抜粋文:

円筒の誤差伝搬
円筒の断面積は,外径をD,厚みをtとすると,
\( \Large \begin{eqnarray}S &=& \pi \left( \frac{D}{2} \right)^2- \pi \left( \frac{D}{2} -t \right)^2 \\
&=&
\pi \left( \frac{D}{2} \right)^2- \pi \left[ \left(\frac{D}{2} \right)^2-Dt + t^2 \right] \\
&=& \pi ( D-t )t \\
\end{eqnarray} \)
長さをL,質量をM,とすると体積Vと密度ρは,
\( \Large V = \pi ( D-t )t L \)
\( \Large \rho = \frac{M}{\pi ( D-t )t L} \)
となります.
誤差伝搬は,\( \Large y = f (x_a, x_b, x_c \cdots) \) とすると,
\( \Large \sigma_y \simeq \sqrt{ \left( \frac{ \partial f}{\partial x_a} \sigma_a \right)^2 + \left( \frac{ \partial f}{\partial x_b} \sigma_b \right)^2 + \left( \frac{ \partial f}{\partial x_c} \sigma_c \right)^2 + \cdots } \)
となるので,これをもとに計算していきます..
・円筒の体積
\( \Large \frac{ \partial V}{\partial D} = \pi tL = \pi ( D-t )t L \cdot \frac{1}{D-t} = V \cdot \frac{1}{D-t}\)
\( \Large \frac{ \partial V}{\partial L} = \pi ( D-t )t = \pi ( D-t )t L \cdot \frac{1}{L} = V \cdot \frac{1}{L} \)

課題 1:
円筒の誤差伝搬の文章について、次の問いに答えること。
(a) 外径と厚みは、それぞれ何という記号で表されているか。
(b) 質量は何という記号で表されているか。
(c) ∂V/∂L は、Vを使うとどう表されているか。
以下のレコードは円筒の誤差伝搬の文章とは関係がない。

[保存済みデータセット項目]
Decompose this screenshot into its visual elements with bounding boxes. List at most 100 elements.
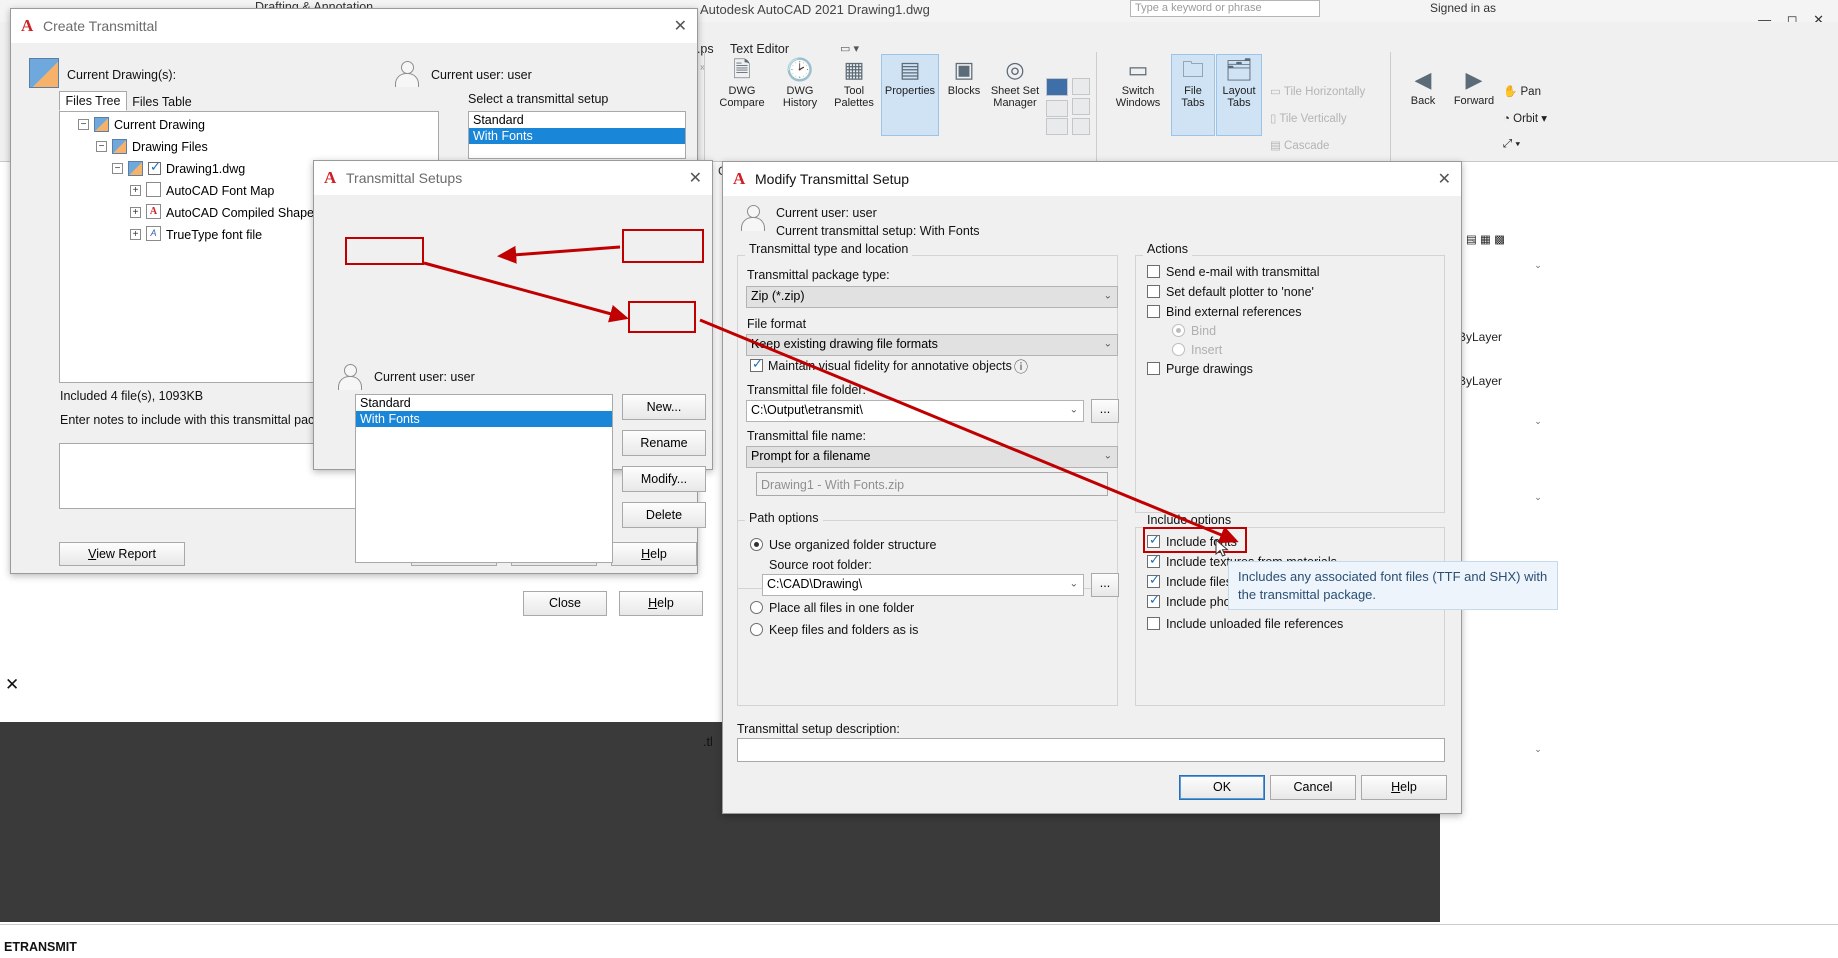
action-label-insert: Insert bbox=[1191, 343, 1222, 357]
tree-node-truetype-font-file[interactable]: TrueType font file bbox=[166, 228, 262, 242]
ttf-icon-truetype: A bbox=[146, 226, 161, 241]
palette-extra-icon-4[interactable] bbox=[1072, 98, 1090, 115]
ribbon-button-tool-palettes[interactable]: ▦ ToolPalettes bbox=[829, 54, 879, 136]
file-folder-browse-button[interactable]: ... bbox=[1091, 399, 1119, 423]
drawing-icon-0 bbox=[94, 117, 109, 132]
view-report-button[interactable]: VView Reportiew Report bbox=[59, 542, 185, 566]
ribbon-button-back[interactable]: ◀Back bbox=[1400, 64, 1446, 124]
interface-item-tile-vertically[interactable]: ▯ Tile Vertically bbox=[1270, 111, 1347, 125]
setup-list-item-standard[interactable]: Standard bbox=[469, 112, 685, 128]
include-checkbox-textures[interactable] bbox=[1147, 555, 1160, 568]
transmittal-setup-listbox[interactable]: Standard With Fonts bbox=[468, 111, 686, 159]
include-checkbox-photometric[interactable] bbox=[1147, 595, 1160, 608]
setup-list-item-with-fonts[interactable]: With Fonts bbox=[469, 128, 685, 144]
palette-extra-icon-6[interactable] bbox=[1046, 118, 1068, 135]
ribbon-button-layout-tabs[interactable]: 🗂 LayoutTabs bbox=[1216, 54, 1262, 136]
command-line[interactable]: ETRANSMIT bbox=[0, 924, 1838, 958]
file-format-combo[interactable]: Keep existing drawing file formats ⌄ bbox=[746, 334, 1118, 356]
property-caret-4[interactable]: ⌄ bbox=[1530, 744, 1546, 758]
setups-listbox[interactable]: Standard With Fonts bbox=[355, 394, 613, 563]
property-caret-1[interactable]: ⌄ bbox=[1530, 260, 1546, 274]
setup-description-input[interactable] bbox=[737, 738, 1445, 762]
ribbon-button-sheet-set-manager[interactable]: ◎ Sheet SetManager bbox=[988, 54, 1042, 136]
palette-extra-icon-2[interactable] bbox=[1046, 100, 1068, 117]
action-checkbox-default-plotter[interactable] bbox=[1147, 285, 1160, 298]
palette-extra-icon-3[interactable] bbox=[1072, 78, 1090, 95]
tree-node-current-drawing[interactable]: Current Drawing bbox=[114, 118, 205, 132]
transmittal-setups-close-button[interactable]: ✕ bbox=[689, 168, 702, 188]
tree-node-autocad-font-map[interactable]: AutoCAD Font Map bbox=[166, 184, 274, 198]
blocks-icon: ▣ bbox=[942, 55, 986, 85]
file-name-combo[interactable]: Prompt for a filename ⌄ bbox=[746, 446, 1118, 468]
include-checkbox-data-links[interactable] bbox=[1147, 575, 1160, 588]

課題 2:
レコードのうち、「action-label-insert: Insert bbox=[1191, 343, 1222, 357]」を含む行から「399, 1119, 423]」を含む行までを、両端の行も含めてそのまま書き写すこと。

解答 1:
(a) 外径はD、厚みはtで表されている。
(b) 質量はMで表されている。
(c) V・1/L と表されている。

解答 2:
action-label-insert: Insert bbox=[1191, 343, 1222, 357]
tree-node-truetype-font-file[interactable]: TrueType font file bbox=[166, 228, 262, 242]
ttf-icon-truetype: A bbox=[146, 226, 161, 241]
palette-extra-icon-4[interactable] bbox=[1072, 98, 1090, 115]
ribbon-button-tool-palettes[interactable]: ▦ ToolPalettes bbox=[829, 54, 879, 136]
file-folder-browse-button[interactable]: ... bbox=[1091, 399, 1119, 423]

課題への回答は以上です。